----- Record set -----
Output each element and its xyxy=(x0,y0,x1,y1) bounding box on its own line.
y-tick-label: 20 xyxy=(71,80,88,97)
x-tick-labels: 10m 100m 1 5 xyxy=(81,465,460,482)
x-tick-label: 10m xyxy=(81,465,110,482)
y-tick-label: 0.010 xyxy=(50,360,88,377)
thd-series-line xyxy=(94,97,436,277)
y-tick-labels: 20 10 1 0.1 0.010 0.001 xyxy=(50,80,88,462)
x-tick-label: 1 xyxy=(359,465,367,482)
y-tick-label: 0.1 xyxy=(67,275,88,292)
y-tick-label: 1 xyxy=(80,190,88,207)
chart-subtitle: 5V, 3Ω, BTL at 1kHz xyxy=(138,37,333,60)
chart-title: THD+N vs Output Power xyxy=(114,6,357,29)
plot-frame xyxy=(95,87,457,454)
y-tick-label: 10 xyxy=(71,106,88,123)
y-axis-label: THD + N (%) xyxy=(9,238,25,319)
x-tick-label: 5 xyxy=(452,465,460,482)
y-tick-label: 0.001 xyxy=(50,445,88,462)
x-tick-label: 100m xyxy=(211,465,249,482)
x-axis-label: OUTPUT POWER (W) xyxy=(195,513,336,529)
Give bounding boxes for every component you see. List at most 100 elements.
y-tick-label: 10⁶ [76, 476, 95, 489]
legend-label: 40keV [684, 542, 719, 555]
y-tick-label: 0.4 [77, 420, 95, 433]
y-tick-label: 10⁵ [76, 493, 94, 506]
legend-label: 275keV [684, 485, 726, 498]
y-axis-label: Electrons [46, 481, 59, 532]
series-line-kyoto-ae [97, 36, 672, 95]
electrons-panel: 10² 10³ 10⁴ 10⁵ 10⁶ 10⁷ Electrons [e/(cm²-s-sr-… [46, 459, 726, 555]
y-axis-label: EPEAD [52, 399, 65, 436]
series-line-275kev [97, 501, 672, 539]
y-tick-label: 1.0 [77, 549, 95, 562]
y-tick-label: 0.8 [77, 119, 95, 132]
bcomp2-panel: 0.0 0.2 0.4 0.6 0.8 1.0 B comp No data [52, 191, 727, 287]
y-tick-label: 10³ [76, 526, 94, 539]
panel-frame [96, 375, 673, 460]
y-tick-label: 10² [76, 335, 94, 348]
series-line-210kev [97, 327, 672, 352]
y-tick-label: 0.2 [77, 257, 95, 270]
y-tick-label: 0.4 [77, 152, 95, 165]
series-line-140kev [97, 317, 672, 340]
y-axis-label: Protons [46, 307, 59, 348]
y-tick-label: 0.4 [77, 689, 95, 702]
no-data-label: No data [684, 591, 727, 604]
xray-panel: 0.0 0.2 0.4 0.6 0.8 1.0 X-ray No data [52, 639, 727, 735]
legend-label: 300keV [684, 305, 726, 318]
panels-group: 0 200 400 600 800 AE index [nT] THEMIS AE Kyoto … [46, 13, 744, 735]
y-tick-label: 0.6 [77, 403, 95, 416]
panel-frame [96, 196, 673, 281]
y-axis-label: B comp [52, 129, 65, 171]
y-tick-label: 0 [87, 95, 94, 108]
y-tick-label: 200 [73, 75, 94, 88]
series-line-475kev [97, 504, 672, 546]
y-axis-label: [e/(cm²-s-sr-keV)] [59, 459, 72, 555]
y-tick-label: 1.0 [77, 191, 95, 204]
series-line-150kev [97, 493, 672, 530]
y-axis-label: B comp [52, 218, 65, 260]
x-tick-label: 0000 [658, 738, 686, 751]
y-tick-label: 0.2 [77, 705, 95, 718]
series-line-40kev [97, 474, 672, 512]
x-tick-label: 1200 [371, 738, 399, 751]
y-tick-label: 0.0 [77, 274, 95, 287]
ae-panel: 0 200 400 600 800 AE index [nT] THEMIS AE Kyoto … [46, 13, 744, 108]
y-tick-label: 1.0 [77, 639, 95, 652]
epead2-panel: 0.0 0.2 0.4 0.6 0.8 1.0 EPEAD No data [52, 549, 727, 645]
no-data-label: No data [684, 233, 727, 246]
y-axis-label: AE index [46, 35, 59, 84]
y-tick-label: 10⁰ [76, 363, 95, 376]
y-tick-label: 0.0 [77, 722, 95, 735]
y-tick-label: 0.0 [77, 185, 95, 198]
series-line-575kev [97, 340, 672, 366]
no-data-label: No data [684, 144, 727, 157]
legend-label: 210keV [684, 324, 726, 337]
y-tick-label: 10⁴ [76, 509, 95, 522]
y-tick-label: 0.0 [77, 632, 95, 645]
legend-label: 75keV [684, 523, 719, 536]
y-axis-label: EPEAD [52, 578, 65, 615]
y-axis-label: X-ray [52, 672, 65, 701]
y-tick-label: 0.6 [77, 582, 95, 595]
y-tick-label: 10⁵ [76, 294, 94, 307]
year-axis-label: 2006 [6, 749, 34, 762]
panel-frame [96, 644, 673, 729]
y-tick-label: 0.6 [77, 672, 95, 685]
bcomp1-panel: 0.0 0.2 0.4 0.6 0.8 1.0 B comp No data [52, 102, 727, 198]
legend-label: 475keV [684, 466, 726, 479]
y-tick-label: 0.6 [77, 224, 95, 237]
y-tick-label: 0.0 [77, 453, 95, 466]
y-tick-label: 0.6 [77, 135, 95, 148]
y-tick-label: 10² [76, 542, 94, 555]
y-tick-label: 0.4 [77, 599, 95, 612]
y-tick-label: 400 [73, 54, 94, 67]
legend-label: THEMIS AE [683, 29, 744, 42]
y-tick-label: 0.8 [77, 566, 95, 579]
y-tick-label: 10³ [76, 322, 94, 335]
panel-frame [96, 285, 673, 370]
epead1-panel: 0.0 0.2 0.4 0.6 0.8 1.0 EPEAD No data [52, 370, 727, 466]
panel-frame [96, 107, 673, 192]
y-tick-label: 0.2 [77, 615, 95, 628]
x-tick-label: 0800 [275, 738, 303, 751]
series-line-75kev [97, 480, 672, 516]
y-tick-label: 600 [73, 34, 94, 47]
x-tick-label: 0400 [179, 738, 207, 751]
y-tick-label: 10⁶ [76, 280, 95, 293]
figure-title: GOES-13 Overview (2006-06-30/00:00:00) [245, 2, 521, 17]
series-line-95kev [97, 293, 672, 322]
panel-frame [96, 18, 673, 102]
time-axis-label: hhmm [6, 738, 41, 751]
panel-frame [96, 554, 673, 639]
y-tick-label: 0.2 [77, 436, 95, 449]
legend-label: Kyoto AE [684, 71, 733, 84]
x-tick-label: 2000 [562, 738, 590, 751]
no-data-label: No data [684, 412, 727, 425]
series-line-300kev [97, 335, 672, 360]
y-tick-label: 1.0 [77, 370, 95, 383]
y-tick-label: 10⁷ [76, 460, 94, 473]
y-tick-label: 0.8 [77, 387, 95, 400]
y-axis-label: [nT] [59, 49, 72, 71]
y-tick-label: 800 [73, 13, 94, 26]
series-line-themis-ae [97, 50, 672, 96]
-----
> _What this task involves_: Rewrite the lines above as a numbered list, leaving out any blank lines.

> _Answer below_:
1. Output each element and its xyxy=(x0,y0,x1,y1) bounding box on its own line.
2. y-tick-label: 20 xyxy=(71,80,88,97)
3. x-tick-labels: 10m 100m 1 5 xyxy=(81,465,460,482)
4. x-tick-label: 10m xyxy=(81,465,110,482)
5. y-tick-label: 0.010 xyxy=(50,360,88,377)
6. thd-series-line xyxy=(94,97,436,277)
7. y-tick-labels: 20 10 1 0.1 0.010 0.001 xyxy=(50,80,88,462)
8. x-tick-label: 1 xyxy=(359,465,367,482)
9. y-tick-label: 0.1 xyxy=(67,275,88,292)
10. y-tick-label: 1 xyxy=(80,190,88,207)
11. chart-subtitle: 5V, 3Ω, BTL at 1kHz xyxy=(138,37,333,60)
12. chart-title: THD+N vs Output Power xyxy=(114,6,357,29)
13. plot-frame xyxy=(95,87,457,454)
14. y-tick-label: 10 xyxy=(71,106,88,123)
15. y-axis-label: THD + N (%) xyxy=(9,238,25,319)
16. x-tick-label: 5 xyxy=(452,465,460,482)
17. y-tick-label: 0.001 xyxy=(50,445,88,462)
18. x-tick-label: 100m xyxy=(211,465,249,482)
19. x-axis-label: OUTPUT POWER (W) xyxy=(195,513,336,529)
20. Give bounding boxes for every component you see. List at most 100 elements.
21. y-tick-label: 10⁶ [76, 476, 95, 489]
22. legend-label: 40keV [684, 542, 719, 555]
23. y-tick-label: 0.4 [77, 420, 95, 433]
24. y-tick-label: 10⁵ [76, 493, 94, 506]
25. legend-label: 275keV [684, 485, 726, 498]
26. y-axis-label: Electrons [46, 481, 59, 532]
27. series-line-kyoto-ae [97, 36, 672, 95]
28. electrons-panel: 10² 10³ 10⁴ 10⁵ 10⁶ 10⁷ Electrons [e/(cm²-s-sr-… [46, 459, 726, 555]
29. y-axis-label: EPEAD [52, 399, 65, 436]
30. series-line-275kev [97, 501, 672, 539]
31. y-tick-label: 1.0 [77, 549, 95, 562]
32. y-tick-label: 0.8 [77, 119, 95, 132]
33. bcomp2-panel: 0.0 0.2 0.4 0.6 0.8 1.0 B comp No data [52, 191, 727, 287]
34. y-tick-label: 10³ [76, 526, 94, 539]
35. panel-frame [96, 375, 673, 460]
36. y-tick-label: 10² [76, 335, 94, 348]
37. series-line-210kev [97, 327, 672, 352]
38. y-tick-label: 0.2 [77, 257, 95, 270]
39. y-tick-label: 0.4 [77, 152, 95, 165]
40. series-line-140kev [97, 317, 672, 340]
41. y-axis-label: Protons [46, 307, 59, 348]
42. y-tick-label: 0.4 [77, 689, 95, 702]
43. no-data-label: No data [684, 591, 727, 604]
44. xray-panel: 0.0 0.2 0.4 0.6 0.8 1.0 X-ray No data [52, 639, 727, 735]
45. legend-label: 300keV [684, 305, 726, 318]
46. panels-group: 0 200 400 600 800 AE index [nT] THEMIS AE Kyoto … [46, 13, 744, 735]
47. y-tick-label: 0.6 [77, 403, 95, 416]
48. panel-frame [96, 196, 673, 281]
49. y-axis-label: B comp [52, 129, 65, 171]
50. y-tick-label: 0 [87, 95, 94, 108]
51. y-tick-label: 200 [73, 75, 94, 88]
52. series-line-475kev [97, 504, 672, 546]
53. y-axis-label: [e/(cm²-s-sr-keV)] [59, 459, 72, 555]
54. y-tick-label: 1.0 [77, 191, 95, 204]
55. series-line-150kev [97, 493, 672, 530]
56. y-axis-label: B comp [52, 218, 65, 260]
57. x-tick-label: 0000 [658, 738, 686, 751]
58. y-tick-label: 0.2 [77, 705, 95, 718]
59. series-line-40kev [97, 474, 672, 512]
60. x-tick-label: 1200 [371, 738, 399, 751]
61. y-tick-label: 0.0 [77, 274, 95, 287]
62. ae-panel: 0 200 400 600 800 AE index [nT] THEMIS AE Kyoto … [46, 13, 744, 108]
63. y-tick-label: 1.0 [77, 639, 95, 652]
64. epead2-panel: 0.0 0.2 0.4 0.6 0.8 1.0 EPEAD No data [52, 549, 727, 645]
65. no-data-label: No data [684, 233, 727, 246]
66. y-axis-label: AE index [46, 35, 59, 84]
67. y-tick-label: 10⁰ [76, 363, 95, 376]
68. y-tick-label: 0.0 [77, 722, 95, 735]
69. y-tick-label: 0.0 [77, 185, 95, 198]
70. series-line-575kev [97, 340, 672, 366]
71. no-data-label: No data [684, 144, 727, 157]
72. legend-label: 210keV [684, 324, 726, 337]
73. y-tick-label: 10⁴ [76, 509, 95, 522]
74. y-tick-label: 0.0 [77, 632, 95, 645]
75. legend-label: 75keV [684, 523, 719, 536]
76. y-axis-label: EPEAD [52, 578, 65, 615]
77. y-axis-label: X-ray [52, 672, 65, 701]
78. y-tick-label: 0.6 [77, 582, 95, 595]
79. y-tick-label: 10⁵ [76, 294, 94, 307]
80. year-axis-label: 2006 [6, 749, 34, 762]
81. panel-frame [96, 644, 673, 729]
82. y-tick-label: 0.6 [77, 672, 95, 685]
83. bcomp1-panel: 0.0 0.2 0.4 0.6 0.8 1.0 B comp No data [52, 102, 727, 198]
84. legend-label: 475keV [684, 466, 726, 479]
85. y-tick-label: 0.6 [77, 224, 95, 237]
86. y-tick-label: 0.0 [77, 453, 95, 466]
87. y-tick-label: 0.6 [77, 135, 95, 148]
88. y-tick-label: 10² [76, 542, 94, 555]
89. y-tick-label: 0.4 [77, 599, 95, 612]
90. y-tick-label: 400 [73, 54, 94, 67]
91. legend-label: THEMIS AE [683, 29, 744, 42]
92. y-tick-label: 0.8 [77, 566, 95, 579]
93. y-tick-label: 10³ [76, 322, 94, 335]
94. panel-frame [96, 285, 673, 370]
95. epead1-panel: 0.0 0.2 0.4 0.6 0.8 1.0 EPEAD No data [52, 370, 727, 466]
96. panel-frame [96, 107, 673, 192]
97. y-tick-label: 0.2 [77, 615, 95, 628]
98. x-tick-label: 0800 [275, 738, 303, 751]
99. series-line-75kev [97, 480, 672, 516]
100. y-tick-label: 600 [73, 34, 94, 47]
101. x-tick-label: 0400 [179, 738, 207, 751]
102. y-tick-label: 10⁶ [76, 280, 95, 293]
103. figure-title: GOES-13 Overview (2006-06-30/00:00:00) [245, 2, 521, 17]
104. series-line-95kev [97, 293, 672, 322]
105. panel-frame [96, 18, 673, 102]
106. time-axis-label: hhmm [6, 738, 41, 751]
107. panel-frame [96, 554, 673, 639]
108. y-tick-label: 0.2 [77, 436, 95, 449]
109. legend-label: Kyoto AE [684, 71, 733, 84]
110. x-tick-label: 2000 [562, 738, 590, 751]
111. no-data-label: No data [684, 412, 727, 425]
112. series-line-300kev [97, 335, 672, 360]
113. y-tick-label: 1.0 [77, 370, 95, 383]
114. y-tick-label: 10⁷ [76, 460, 94, 473]
115. y-tick-label: 0.8 [77, 387, 95, 400]
116. y-axis-label: [nT] [59, 49, 72, 71]
117. y-tick-label: 800 [73, 13, 94, 26]
118. series-line-themis-ae [97, 50, 672, 96]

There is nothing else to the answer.